— START OF Data supplied —

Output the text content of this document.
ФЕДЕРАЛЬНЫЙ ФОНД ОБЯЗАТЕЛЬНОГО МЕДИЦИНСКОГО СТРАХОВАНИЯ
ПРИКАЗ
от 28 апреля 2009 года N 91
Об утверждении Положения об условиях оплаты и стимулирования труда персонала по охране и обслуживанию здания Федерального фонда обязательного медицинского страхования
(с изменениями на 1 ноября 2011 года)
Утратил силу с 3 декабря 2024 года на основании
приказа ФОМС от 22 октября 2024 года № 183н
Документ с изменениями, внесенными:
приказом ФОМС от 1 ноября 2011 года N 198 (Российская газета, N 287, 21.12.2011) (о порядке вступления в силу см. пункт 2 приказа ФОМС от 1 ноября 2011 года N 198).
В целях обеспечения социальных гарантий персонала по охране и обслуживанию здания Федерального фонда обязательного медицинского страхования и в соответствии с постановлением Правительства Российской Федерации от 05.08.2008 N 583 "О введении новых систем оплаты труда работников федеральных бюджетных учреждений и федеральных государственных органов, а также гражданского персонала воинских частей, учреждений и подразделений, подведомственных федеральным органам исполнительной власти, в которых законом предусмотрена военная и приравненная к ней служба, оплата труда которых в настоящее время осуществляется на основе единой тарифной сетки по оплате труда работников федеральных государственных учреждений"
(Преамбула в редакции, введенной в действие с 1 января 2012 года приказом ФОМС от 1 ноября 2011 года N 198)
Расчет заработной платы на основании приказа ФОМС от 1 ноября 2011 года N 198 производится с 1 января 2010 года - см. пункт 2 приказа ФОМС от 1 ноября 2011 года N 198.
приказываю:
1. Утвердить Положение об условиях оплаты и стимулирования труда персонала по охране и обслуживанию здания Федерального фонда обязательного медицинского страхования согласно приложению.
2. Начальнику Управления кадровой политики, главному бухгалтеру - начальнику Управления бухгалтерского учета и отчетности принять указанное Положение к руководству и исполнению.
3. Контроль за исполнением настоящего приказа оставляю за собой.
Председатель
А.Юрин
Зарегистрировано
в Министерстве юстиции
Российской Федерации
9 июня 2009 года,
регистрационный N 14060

— END OF Data supplied —

**Requirements**. Set down every record above exactly as given.

**Expected output**.
Output the text content of this document.
ФЕДЕРАЛЬНЫЙ ФОНД ОБЯЗАТЕЛЬНОГО МЕДИЦИНСКОГО СТРАХОВАНИЯ
ПРИКАЗ
от 28 апреля 2009 года N 91
Об утверждении Положения об условиях оплаты и стимулирования труда персонала по охране и обслуживанию здания Федерального фонда обязательного медицинского страхования
(с изменениями на 1 ноября 2011 года)
Утратил силу с 3 декабря 2024 года на основании
приказа ФОМС от 22 октября 2024 года № 183н
Документ с изменениями, внесенными:
приказом ФОМС от 1 ноября 2011 года N 198 (Российская газета, N 287, 21.12.2011) (о порядке вступления в силу см. пункт 2 приказа ФОМС от 1 ноября 2011 года N 198).
В целях обеспечения социальных гарантий персонала по охране и обслуживанию здания Федерального фонда обязательного медицинского страхования и в соответствии с постановлением Правительства Российской Федерации от 05.08.2008 N 583 "О введении новых систем оплаты труда работников федеральных бюджетных учреждений и федеральных государственных органов, а также гражданского персонала воинских частей, учреждений и подразделений, подведомственных федеральным органам исполнительной власти, в которых законом предусмотрена военная и приравненная к ней служба, оплата труда которых в настоящее время осуществляется на основе единой тарифной сетки по оплате труда работников федеральных государственных учреждений"
(Преамбула в редакции, введенной в действие с 1 января 2012 года приказом ФОМС от 1 ноября 2011 года N 198)
Расчет заработной платы на основании приказа ФОМС от 1 ноября 2011 года N 198 производится с 1 января 2010 года - см. пункт 2 приказа ФОМС от 1 ноября 2011 года N 198.
приказываю:
1. Утвердить Положение об условиях оплаты и стимулирования труда персонала по охране и обслуживанию здания Федерального фонда обязательного медицинского страхования согласно приложению.
2. Начальнику Управления кадровой политики, главному бухгалтеру - начальнику Управления бухгалтерского учета и отчетности принять указанное Положение к руководству и исполнению.
3. Контроль за исполнением настоящего приказа оставляю за собой.
Председатель
А.Юрин
Зарегистрировано
в Министерстве юстиции
Российской Федерации
9 июня 2009 года,
регистрационный N 14060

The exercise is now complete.